** Start **
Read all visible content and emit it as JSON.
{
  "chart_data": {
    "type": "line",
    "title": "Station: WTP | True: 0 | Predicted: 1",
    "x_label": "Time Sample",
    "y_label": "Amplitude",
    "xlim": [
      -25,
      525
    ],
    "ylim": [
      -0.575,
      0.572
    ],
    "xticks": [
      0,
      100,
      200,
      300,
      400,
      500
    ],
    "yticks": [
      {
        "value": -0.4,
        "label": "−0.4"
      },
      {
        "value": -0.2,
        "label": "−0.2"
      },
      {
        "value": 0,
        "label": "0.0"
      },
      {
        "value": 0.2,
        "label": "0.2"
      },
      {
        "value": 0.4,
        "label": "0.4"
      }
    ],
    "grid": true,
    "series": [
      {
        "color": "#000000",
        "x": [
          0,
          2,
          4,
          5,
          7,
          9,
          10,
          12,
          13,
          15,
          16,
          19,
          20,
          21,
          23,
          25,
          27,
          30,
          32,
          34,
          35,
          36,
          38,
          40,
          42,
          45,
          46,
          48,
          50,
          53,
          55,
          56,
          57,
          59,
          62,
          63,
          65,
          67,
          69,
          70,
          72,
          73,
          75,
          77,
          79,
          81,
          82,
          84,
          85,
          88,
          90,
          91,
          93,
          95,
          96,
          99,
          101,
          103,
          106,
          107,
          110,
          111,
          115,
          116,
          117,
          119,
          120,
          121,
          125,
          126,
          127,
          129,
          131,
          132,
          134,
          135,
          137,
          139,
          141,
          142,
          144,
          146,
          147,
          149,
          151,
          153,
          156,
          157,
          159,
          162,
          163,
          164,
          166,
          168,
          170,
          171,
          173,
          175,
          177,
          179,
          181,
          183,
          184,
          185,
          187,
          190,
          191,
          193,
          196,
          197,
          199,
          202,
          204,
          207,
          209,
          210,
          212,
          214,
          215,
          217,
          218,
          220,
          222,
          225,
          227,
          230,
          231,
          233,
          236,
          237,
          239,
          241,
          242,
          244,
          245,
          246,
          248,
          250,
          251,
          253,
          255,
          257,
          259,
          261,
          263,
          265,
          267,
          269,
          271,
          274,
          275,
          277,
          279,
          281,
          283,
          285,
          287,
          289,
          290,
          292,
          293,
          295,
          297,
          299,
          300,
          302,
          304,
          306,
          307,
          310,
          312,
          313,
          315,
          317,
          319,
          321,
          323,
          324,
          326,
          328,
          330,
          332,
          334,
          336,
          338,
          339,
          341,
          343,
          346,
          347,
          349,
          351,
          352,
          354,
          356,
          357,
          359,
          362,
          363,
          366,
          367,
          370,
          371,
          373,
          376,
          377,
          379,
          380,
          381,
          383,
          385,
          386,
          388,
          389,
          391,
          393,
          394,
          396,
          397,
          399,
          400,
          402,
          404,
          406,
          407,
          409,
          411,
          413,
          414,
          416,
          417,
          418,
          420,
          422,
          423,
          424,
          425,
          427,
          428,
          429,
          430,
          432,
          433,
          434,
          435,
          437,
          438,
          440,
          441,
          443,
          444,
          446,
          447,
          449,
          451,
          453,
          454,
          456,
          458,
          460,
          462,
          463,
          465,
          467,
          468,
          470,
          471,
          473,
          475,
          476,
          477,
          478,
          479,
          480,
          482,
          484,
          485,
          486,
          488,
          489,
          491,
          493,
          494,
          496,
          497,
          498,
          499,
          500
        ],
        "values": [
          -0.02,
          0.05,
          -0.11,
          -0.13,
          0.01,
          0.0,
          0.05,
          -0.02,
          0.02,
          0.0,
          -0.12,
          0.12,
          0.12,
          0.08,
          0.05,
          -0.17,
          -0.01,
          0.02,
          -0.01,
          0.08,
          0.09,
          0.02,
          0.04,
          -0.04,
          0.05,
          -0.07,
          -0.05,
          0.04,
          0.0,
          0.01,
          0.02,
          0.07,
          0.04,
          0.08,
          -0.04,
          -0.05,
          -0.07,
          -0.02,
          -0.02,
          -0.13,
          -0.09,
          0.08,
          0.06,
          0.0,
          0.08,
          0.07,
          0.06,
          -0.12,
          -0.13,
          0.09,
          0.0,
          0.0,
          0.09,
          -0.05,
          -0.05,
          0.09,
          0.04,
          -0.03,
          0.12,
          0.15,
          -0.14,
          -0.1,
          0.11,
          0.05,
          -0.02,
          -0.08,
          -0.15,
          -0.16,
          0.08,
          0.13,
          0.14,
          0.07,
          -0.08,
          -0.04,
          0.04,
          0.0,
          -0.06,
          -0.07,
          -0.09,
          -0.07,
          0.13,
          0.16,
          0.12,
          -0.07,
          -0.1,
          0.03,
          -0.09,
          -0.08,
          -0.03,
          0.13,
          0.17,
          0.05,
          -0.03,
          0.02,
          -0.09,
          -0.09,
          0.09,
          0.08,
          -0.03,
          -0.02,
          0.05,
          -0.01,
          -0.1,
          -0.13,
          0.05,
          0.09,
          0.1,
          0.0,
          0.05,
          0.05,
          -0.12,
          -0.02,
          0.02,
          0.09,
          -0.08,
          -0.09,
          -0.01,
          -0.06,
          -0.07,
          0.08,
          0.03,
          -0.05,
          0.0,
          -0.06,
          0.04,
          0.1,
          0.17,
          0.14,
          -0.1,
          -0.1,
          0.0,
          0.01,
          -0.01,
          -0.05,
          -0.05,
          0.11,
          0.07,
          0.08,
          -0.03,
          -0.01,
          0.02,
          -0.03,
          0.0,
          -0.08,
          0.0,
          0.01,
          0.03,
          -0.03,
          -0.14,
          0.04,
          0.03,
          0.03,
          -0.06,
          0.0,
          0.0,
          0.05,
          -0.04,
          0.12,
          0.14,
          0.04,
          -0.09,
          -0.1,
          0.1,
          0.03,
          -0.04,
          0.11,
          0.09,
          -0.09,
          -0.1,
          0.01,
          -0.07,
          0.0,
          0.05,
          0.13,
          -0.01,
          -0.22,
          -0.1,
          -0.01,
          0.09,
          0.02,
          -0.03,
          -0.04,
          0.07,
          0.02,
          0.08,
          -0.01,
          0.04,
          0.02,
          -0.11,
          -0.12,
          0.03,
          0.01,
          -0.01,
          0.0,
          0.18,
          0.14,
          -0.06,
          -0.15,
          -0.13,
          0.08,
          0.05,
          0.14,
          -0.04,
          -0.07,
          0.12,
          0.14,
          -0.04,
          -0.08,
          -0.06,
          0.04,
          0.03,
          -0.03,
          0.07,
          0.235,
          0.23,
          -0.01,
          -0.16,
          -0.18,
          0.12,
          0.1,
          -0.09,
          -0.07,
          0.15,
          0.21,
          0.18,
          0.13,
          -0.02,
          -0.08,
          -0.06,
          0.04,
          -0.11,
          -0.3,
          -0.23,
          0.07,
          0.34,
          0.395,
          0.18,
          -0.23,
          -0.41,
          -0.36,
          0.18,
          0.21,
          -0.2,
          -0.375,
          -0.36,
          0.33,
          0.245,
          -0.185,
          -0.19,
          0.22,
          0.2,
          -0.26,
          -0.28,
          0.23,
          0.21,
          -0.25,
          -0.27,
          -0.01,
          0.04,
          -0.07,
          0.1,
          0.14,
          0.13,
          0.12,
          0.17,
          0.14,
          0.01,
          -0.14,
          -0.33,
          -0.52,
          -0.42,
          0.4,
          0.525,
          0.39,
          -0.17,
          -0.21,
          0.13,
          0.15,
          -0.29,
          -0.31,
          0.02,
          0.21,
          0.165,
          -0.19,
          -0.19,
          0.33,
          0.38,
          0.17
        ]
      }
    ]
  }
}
** End **
TASK OBJECTIVE
Repeat the entries shown above, every one, word for word.

CORRECT RESULT
Read all visible content and emit it as JSON.
{
  "chart_data": {
    "type": "line",
    "title": "Station: WTP | True: 0 | Predicted: 1",
    "x_label": "Time Sample",
    "y_label": "Amplitude",
    "xlim": [
      -25,
      525
    ],
    "ylim": [
      -0.575,
      0.572
    ],
    "xticks": [
      0,
      100,
      200,
      300,
      400,
      500
    ],
    "yticks": [
      {
        "value": -0.4,
        "label": "−0.4"
      },
      {
        "value": -0.2,
        "label": "−0.2"
      },
      {
        "value": 0,
        "label": "0.0"
      },
      {
        "value": 0.2,
        "label": "0.2"
      },
      {
        "value": 0.4,
        "label": "0.4"
      }
    ],
    "grid": true,
    "series": [
      {
        "color": "#000000",
        "x": [
          0,
          2,
          4,
          5,
          7,
          9,
          10,
          12,
          13,
          15,
          16,
          19,
          20,
          21,
          23,
          25,
          27,
          30,
          32,
          34,
          35,
          36,
          38,
          40,
          42,
          45,
          46,
          48,
          50,
          53,
          55,
          56,
          57,
          59,
          62,
          63,
          65,
          67,
          69,
          70,
          72,
          73,
          75,
          77,
          79,
          81,
          82,
          84,
          85,
          88,
          90,
          91,
          93,
          95,
          96,
          99,
          101,
          103,
          106,
          107,
          110,
          111,
          115,
          116,
          117,
          119,
          120,
          121,
          125,
          126,
          127,
          129,
          131,
          132,
          134,
          135,
          137,
          139,
          141,
          142,
          144,
          146,
          147,
          149,
          151,
          153,
          156,
          157,
          159,
          162,
          163,
          164,
          166,
          168,
          170,
          171,
          173,
          175,
          177,
          179,
          181,
          183,
          184,
          185,
          187,
          190,
          191,
          193,
          196,
          197,
          199,
          202,
          204,
          207,
          209,
          210,
          212,
          214,
          215,
          217,
          218,
          220,
          222,
          225,
          227,
          230,
          231,
          233,
          236,
          237,
          239,
          241,
          242,
          244,
          245,
          246,
          248,
          250,
          251,
          253,
          255,
          257,
          259,
          261,
          263,
          265,
          267,
          269,
          271,
          274,
          275,
          277,
          279,
          281,
          283,
          285,
          287,
          289,
          290,
          292,
          293,
          295,
          297,
          299,
          300,
          302,
          304,
          306,
          307,
          310,
          312,
          313,
          315,
          317,
          319,
          321,
          323,
          324,
          326,
          328,
          330,
          332,
          334,
          336,
          338,
          339,
          341,
          343,
          346,
          347,
          349,
          351,
          352,
          354,
          356,
          357,
          359,
          362,
          363,
          366,
          367,
          370,
          371,
          373,
          376,
          377,
          379,
          380,
          381,
          383,
          385,
          386,
          388,
          389,
          391,
          393,
          394,
          396,
          397,
          399,
          400,
          402,
          404,
          406,
          407,
          409,
          411,
          413,
          414,
          416,
          417,
          418,
          420,
          422,
          423,
          424,
          425,
          427,
          428,
          429,
          430,
          432,
          433,
          434,
          435,
          437,
          438,
          440,
          441,
          443,
          444,
          446,
          447,
          449,
          451,
          453,
          454,
          456,
          458,
          460,
          462,
          463,
          465,
          467,
          468,
          470,
          471,
          473,
          475,
          476,
          477,
          478,
          479,
          480,
          482,
          484,
          485,
          486,
          488,
          489,
          491,
          493,
          494,
          496,
          497,
          498,
          499,
          500
        ],
        "values": [
          -0.02,
          0.05,
          -0.11,
          -0.13,
          0.01,
          0.0,
          0.05,
          -0.02,
          0.02,
          0.0,
          -0.12,
          0.12,
          0.12,
          0.08,
          0.05,
          -0.17,
          -0.01,
          0.02,
          -0.01,
          0.08,
          0.09,
          0.02,
          0.04,
          -0.04,
          0.05,
          -0.07,
          -0.05,
          0.04,
          0.0,
          0.01,
          0.02,
          0.07,
          0.04,
          0.08,
          -0.04,
          -0.05,
          -0.07,
          -0.02,
          -0.02,
          -0.13,
          -0.09,
          0.08,
          0.06,
          0.0,
          0.08,
          0.07,
          0.06,
          -0.12,
          -0.13,
          0.09,
          0.0,
          0.0,
          0.09,
          -0.05,
          -0.05,
          0.09,
          0.04,
          -0.03,
          0.12,
          0.15,
          -0.14,
          -0.1,
          0.11,
          0.05,
          -0.02,
          -0.08,
          -0.15,
          -0.16,
          0.08,
          0.13,
          0.14,
          0.07,
          -0.08,
          -0.04,
          0.04,
          0.0,
          -0.06,
          -0.07,
          -0.09,
          -0.07,
          0.13,
          0.16,
          0.12,
          -0.07,
          -0.1,
          0.03,
          -0.09,
          -0.08,
          -0.03,
          0.13,
          0.17,
          0.05,
          -0.03,
          0.02,
          -0.09,
          -0.09,
          0.09,
          0.08,
          -0.03,
          -0.02,
          0.05,
          -0.01,
          -0.1,
          -0.13,
          0.05,
          0.09,
          0.1,
          0.0,
          0.05,
          0.05,
          -0.12,
          -0.02,
          0.02,
          0.09,
          -0.08,
          -0.09,
          -0.01,
          -0.06,
          -0.07,
          0.08,
          0.03,
          -0.05,
          0.0,
          -0.06,
          0.04,
          0.1,
          0.17,
          0.14,
          -0.1,
          -0.1,
          0.0,
          0.01,
          -0.01,
          -0.05,
          -0.05,
          0.11,
          0.07,
          0.08,
          -0.03,
          -0.01,
          0.02,
          -0.03,
          0.0,
          -0.08,
          0.0,
          0.01,
          0.03,
          -0.03,
          -0.14,
          0.04,
          0.03,
          0.03,
          -0.06,
          0.0,
          0.0,
          0.05,
          -0.04,
          0.12,
          0.14,
          0.04,
          -0.09,
          -0.1,
          0.1,
          0.03,
          -0.04,
          0.11,
          0.09,
          -0.09,
          -0.1,
          0.01,
          -0.07,
          0.0,
          0.05,
          0.13,
          -0.01,
          -0.22,
          -0.1,
          -0.01,
          0.09,
          0.02,
          -0.03,
          -0.04,
          0.07,
          0.02,
          0.08,
          -0.01,
          0.04,
          0.02,
          -0.11,
          -0.12,
          0.03,
          0.01,
          -0.01,
          0.0,
          0.18,
          0.14,
          -0.06,
          -0.15,
          -0.13,
          0.08,
          0.05,
          0.14,
          -0.04,
          -0.07,
          0.12,
          0.14,
          -0.04,
          -0.08,
          -0.06,
          0.04,
          0.03,
          -0.03,
          0.07,
          0.235,
          0.23,
          -0.01,
          -0.16,
          -0.18,
          0.12,
          0.1,
          -0.09,
          -0.07,
          0.15,
          0.21,
          0.18,
          0.13,
          -0.02,
          -0.08,
          -0.06,
          0.04,
          -0.11,
          -0.3,
          -0.23,
          0.07,
          0.34,
          0.395,
          0.18,
          -0.23,
          -0.41,
          -0.36,
          0.18,
          0.21,
          -0.2,
          -0.375,
          -0.36,
          0.33,
          0.245,
          -0.185,
          -0.19,
          0.22,
          0.2,
          -0.26,
          -0.28,
          0.23,
          0.21,
          -0.25,
          -0.27,
          -0.01,
          0.04,
          -0.07,
          0.1,
          0.14,
          0.13,
          0.12,
          0.17,
          0.14,
          0.01,
          -0.14,
          -0.33,
          -0.52,
          -0.42,
          0.4,
          0.525,
          0.39,
          -0.17,
          -0.21,
          0.13,
          0.15,
          -0.29,
          -0.31,
          0.02,
          0.21,
          0.165,
          -0.19,
          -0.19,
          0.33,
          0.38,
          0.17
        ]
      }
    ]
  }
}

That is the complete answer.